### Job
Will you transcribe the entries that follow, exactly and in full?

— Begin Exercise inputs —

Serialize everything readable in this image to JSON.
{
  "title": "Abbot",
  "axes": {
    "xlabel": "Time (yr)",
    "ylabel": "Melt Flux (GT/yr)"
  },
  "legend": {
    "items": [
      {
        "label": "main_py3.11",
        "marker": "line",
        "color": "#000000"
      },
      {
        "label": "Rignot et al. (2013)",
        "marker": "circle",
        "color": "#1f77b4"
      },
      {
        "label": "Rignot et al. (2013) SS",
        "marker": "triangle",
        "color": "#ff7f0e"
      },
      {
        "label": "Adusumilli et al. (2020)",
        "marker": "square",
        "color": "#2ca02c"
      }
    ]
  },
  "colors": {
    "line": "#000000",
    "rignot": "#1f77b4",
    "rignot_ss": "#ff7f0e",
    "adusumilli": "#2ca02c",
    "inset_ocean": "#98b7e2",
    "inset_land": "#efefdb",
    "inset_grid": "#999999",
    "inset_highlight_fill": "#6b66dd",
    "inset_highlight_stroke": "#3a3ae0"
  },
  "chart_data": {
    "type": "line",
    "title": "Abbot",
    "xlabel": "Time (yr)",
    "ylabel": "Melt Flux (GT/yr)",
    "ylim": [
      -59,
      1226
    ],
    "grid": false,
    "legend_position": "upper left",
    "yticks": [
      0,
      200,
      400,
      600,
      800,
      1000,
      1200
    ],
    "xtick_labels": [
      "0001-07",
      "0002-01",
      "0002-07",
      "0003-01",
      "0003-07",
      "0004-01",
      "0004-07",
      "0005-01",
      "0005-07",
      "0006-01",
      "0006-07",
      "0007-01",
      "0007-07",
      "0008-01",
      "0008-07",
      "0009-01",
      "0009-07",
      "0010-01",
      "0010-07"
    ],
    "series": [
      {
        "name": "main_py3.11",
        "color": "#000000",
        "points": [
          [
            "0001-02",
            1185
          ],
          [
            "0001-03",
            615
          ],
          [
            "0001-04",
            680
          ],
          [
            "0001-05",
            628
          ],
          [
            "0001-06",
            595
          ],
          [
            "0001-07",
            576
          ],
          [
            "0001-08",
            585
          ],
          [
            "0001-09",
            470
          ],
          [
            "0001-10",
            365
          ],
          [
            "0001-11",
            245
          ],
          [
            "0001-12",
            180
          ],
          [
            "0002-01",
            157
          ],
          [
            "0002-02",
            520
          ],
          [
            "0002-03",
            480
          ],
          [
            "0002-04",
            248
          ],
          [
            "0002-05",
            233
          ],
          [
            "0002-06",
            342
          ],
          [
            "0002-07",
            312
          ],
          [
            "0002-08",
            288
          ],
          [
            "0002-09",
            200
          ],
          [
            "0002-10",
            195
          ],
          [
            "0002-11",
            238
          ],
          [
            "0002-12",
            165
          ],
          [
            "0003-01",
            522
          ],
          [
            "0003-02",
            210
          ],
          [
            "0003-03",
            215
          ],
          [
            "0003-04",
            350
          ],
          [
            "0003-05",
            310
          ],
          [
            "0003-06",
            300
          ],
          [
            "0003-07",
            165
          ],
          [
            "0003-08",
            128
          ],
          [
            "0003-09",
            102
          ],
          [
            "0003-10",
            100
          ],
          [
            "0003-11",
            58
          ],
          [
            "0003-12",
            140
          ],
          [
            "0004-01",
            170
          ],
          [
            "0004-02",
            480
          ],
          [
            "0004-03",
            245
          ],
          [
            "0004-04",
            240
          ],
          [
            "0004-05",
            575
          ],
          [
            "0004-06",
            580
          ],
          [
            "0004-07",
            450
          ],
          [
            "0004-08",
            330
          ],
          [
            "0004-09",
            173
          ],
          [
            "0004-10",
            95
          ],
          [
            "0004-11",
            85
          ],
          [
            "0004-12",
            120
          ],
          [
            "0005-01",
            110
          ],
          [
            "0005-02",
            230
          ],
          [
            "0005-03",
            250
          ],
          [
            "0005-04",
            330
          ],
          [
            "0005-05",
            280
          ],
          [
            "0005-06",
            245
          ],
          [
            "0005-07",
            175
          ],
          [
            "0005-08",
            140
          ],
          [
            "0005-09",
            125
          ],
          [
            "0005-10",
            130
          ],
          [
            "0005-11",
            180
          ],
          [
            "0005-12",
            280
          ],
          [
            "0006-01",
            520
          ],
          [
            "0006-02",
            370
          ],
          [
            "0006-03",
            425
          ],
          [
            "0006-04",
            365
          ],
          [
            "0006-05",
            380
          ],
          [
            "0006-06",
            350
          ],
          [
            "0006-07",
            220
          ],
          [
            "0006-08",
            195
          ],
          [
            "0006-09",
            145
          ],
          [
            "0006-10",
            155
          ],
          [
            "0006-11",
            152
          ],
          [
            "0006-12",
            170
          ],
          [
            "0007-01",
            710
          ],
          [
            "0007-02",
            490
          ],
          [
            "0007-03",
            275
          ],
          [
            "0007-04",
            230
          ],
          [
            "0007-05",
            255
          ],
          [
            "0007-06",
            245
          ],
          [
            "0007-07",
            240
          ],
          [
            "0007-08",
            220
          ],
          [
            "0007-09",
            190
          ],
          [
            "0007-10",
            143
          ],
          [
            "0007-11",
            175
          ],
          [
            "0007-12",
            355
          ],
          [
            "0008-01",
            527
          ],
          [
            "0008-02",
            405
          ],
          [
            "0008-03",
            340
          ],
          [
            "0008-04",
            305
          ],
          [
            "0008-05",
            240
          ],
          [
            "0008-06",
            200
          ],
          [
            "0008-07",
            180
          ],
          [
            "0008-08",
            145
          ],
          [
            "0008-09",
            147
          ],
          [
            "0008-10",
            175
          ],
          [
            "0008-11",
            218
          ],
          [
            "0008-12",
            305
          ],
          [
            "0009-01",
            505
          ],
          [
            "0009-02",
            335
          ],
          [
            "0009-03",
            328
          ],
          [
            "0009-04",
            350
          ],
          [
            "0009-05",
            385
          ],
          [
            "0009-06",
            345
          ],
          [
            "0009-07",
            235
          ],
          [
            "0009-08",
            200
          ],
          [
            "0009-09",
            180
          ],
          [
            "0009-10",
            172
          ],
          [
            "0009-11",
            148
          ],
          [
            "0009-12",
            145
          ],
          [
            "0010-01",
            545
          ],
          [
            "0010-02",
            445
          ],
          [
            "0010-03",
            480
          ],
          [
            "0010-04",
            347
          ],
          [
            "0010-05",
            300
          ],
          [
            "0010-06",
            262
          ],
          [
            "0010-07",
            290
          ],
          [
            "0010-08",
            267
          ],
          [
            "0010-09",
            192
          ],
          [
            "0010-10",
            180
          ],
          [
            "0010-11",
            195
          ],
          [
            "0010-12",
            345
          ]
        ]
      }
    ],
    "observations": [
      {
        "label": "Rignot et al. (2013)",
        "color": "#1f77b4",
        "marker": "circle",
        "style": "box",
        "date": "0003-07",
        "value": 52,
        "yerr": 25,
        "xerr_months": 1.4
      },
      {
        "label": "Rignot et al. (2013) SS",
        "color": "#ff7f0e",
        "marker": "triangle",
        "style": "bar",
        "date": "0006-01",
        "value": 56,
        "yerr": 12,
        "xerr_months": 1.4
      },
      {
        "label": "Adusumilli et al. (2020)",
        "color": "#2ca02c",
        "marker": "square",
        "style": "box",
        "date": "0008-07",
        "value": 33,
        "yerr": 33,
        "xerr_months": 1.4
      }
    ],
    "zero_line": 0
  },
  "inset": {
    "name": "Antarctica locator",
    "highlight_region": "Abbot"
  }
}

— End Exercise inputs —

### Correct answer
Serialize everything readable in this image to JSON.
{
  "title": "Abbot",
  "axes": {
    "xlabel": "Time (yr)",
    "ylabel": "Melt Flux (GT/yr)"
  },
  "legend": {
    "items": [
      {
        "label": "main_py3.11",
        "marker": "line",
        "color": "#000000"
      },
      {
        "label": "Rignot et al. (2013)",
        "marker": "circle",
        "color": "#1f77b4"
      },
      {
        "label": "Rignot et al. (2013) SS",
        "marker": "triangle",
        "color": "#ff7f0e"
      },
      {
        "label": "Adusumilli et al. (2020)",
        "marker": "square",
        "color": "#2ca02c"
      }
    ]
  },
  "colors": {
    "line": "#000000",
    "rignot": "#1f77b4",
    "rignot_ss": "#ff7f0e",
    "adusumilli": "#2ca02c",
    "inset_ocean": "#98b7e2",
    "inset_land": "#efefdb",
    "inset_grid": "#999999",
    "inset_highlight_fill": "#6b66dd",
    "inset_highlight_stroke": "#3a3ae0"
  },
  "chart_data": {
    "type": "line",
    "title": "Abbot",
    "xlabel": "Time (yr)",
    "ylabel": "Melt Flux (GT/yr)",
    "ylim": [
      -59,
      1226
    ],
    "grid": false,
    "legend_position": "upper left",
    "yticks": [
      0,
      200,
      400,
      600,
      800,
      1000,
      1200
    ],
    "xtick_labels": [
      "0001-07",
      "0002-01",
      "0002-07",
      "0003-01",
      "0003-07",
      "0004-01",
      "0004-07",
      "0005-01",
      "0005-07",
      "0006-01",
      "0006-07",
      "0007-01",
      "0007-07",
      "0008-01",
      "0008-07",
      "0009-01",
      "0009-07",
      "0010-01",
      "0010-07"
    ],
    "series": [
      {
        "name": "main_py3.11",
        "color": "#000000",
        "points": [
          [
            "0001-02",
            1185
          ],
          [
            "0001-03",
            615
          ],
          [
            "0001-04",
            680
          ],
          [
            "0001-05",
            628
          ],
          [
            "0001-06",
            595
          ],
          [
            "0001-07",
            576
          ],
          [
            "0001-08",
            585
          ],
          [
            "0001-09",
            470
          ],
          [
            "0001-10",
            365
          ],
          [
            "0001-11",
            245
          ],
          [
            "0001-12",
            180
          ],
          [
            "0002-01",
            157
          ],
          [
            "0002-02",
            520
          ],
          [
            "0002-03",
            480
          ],
          [
            "0002-04",
            248
          ],
          [
            "0002-05",
            233
          ],
          [
            "0002-06",
            342
          ],
          [
            "0002-07",
            312
          ],
          [
            "0002-08",
            288
          ],
          [
            "0002-09",
            200
          ],
          [
            "0002-10",
            195
          ],
          [
            "0002-11",
            238
          ],
          [
            "0002-12",
            165
          ],
          [
            "0003-01",
            522
          ],
          [
            "0003-02",
            210
          ],
          [
            "0003-03",
            215
          ],
          [
            "0003-04",
            350
          ],
          [
            "0003-05",
            310
          ],
          [
            "0003-06",
            300
          ],
          [
            "0003-07",
            165
          ],
          [
            "0003-08",
            128
          ],
          [
            "0003-09",
            102
          ],
          [
            "0003-10",
            100
          ],
          [
            "0003-11",
            58
          ],
          [
            "0003-12",
            140
          ],
          [
            "0004-01",
            170
          ],
          [
            "0004-02",
            480
          ],
          [
            "0004-03",
            245
          ],
          [
            "0004-04",
            240
          ],
          [
            "0004-05",
            575
          ],
          [
            "0004-06",
            580
          ],
          [
            "0004-07",
            450
          ],
          [
            "0004-08",
            330
          ],
          [
            "0004-09",
            173
          ],
          [
            "0004-10",
            95
          ],
          [
            "0004-11",
            85
          ],
          [
            "0004-12",
            120
          ],
          [
            "0005-01",
            110
          ],
          [
            "0005-02",
            230
          ],
          [
            "0005-03",
            250
          ],
          [
            "0005-04",
            330
          ],
          [
            "0005-05",
            280
          ],
          [
            "0005-06",
            245
          ],
          [
            "0005-07",
            175
          ],
          [
            "0005-08",
            140
          ],
          [
            "0005-09",
            125
          ],
          [
            "0005-10",
            130
          ],
          [
            "0005-11",
            180
          ],
          [
            "0005-12",
            280
          ],
          [
            "0006-01",
            520
          ],
          [
            "0006-02",
            370
          ],
          [
            "0006-03",
            425
          ],
          [
            "0006-04",
            365
          ],
          [
            "0006-05",
            380
          ],
          [
            "0006-06",
            350
          ],
          [
            "0006-07",
            220
          ],
          [
            "0006-08",
            195
          ],
          [
            "0006-09",
            145
          ],
          [
            "0006-10",
            155
          ],
          [
            "0006-11",
            152
          ],
          [
            "0006-12",
            170
          ],
          [
            "0007-01",
            710
          ],
          [
            "0007-02",
            490
          ],
          [
            "0007-03",
            275
          ],
          [
            "0007-04",
            230
          ],
          [
            "0007-05",
            255
          ],
          [
            "0007-06",
            245
          ],
          [
            "0007-07",
            240
          ],
          [
            "0007-08",
            220
          ],
          [
            "0007-09",
            190
          ],
          [
            "0007-10",
            143
          ],
          [
            "0007-11",
            175
          ],
          [
            "0007-12",
            355
          ],
          [
            "0008-01",
            527
          ],
          [
            "0008-02",
            405
          ],
          [
            "0008-03",
            340
          ],
          [
            "0008-04",
            305
          ],
          [
            "0008-05",
            240
          ],
          [
            "0008-06",
            200
          ],
          [
            "0008-07",
            180
          ],
          [
            "0008-08",
            145
          ],
          [
            "0008-09",
            147
          ],
          [
            "0008-10",
            175
          ],
          [
            "0008-11",
            218
          ],
          [
            "0008-12",
            305
          ],
          [
            "0009-01",
            505
          ],
          [
            "0009-02",
            335
          ],
          [
            "0009-03",
            328
          ],
          [
            "0009-04",
            350
          ],
          [
            "0009-05",
            385
          ],
          [
            "0009-06",
            345
          ],
          [
            "0009-07",
            235
          ],
          [
            "0009-08",
            200
          ],
          [
            "0009-09",
            180
          ],
          [
            "0009-10",
            172
          ],
          [
            "0009-11",
            148
          ],
          [
            "0009-12",
            145
          ],
          [
            "0010-01",
            545
          ],
          [
            "0010-02",
            445
          ],
          [
            "0010-03",
            480
          ],
          [
            "0010-04",
            347
          ],
          [
            "0010-05",
            300
          ],
          [
            "0010-06",
            262
          ],
          [
            "0010-07",
            290
          ],
          [
            "0010-08",
            267
          ],
          [
            "0010-09",
            192
          ],
          [
            "0010-10",
            180
          ],
          [
            "0010-11",
            195
          ],
          [
            "0010-12",
            345
          ]
        ]
      }
    ],
    "observations": [
      {
        "label": "Rignot et al. (2013)",
        "color": "#1f77b4",
        "marker": "circle",
        "style": "box",
        "date": "0003-07",
        "value": 52,
        "yerr": 25,
        "xerr_months": 1.4
      },
      {
        "label": "Rignot et al. (2013) SS",
        "color": "#ff7f0e",
        "marker": "triangle",
        "style": "bar",
        "date": "0006-01",
        "value": 56,
        "yerr": 12,
        "xerr_months": 1.4
      },
      {
        "label": "Adusumilli et al. (2020)",
        "color": "#2ca02c",
        "marker": "square",
        "style": "box",
        "date": "0008-07",
        "value": 33,
        "yerr": 33,
        "xerr_months": 1.4
      }
    ],
    "zero_line": 0
  },
  "inset": {
    "name": "Antarctica locator",
    "highlight_region": "Abbot"
  }
}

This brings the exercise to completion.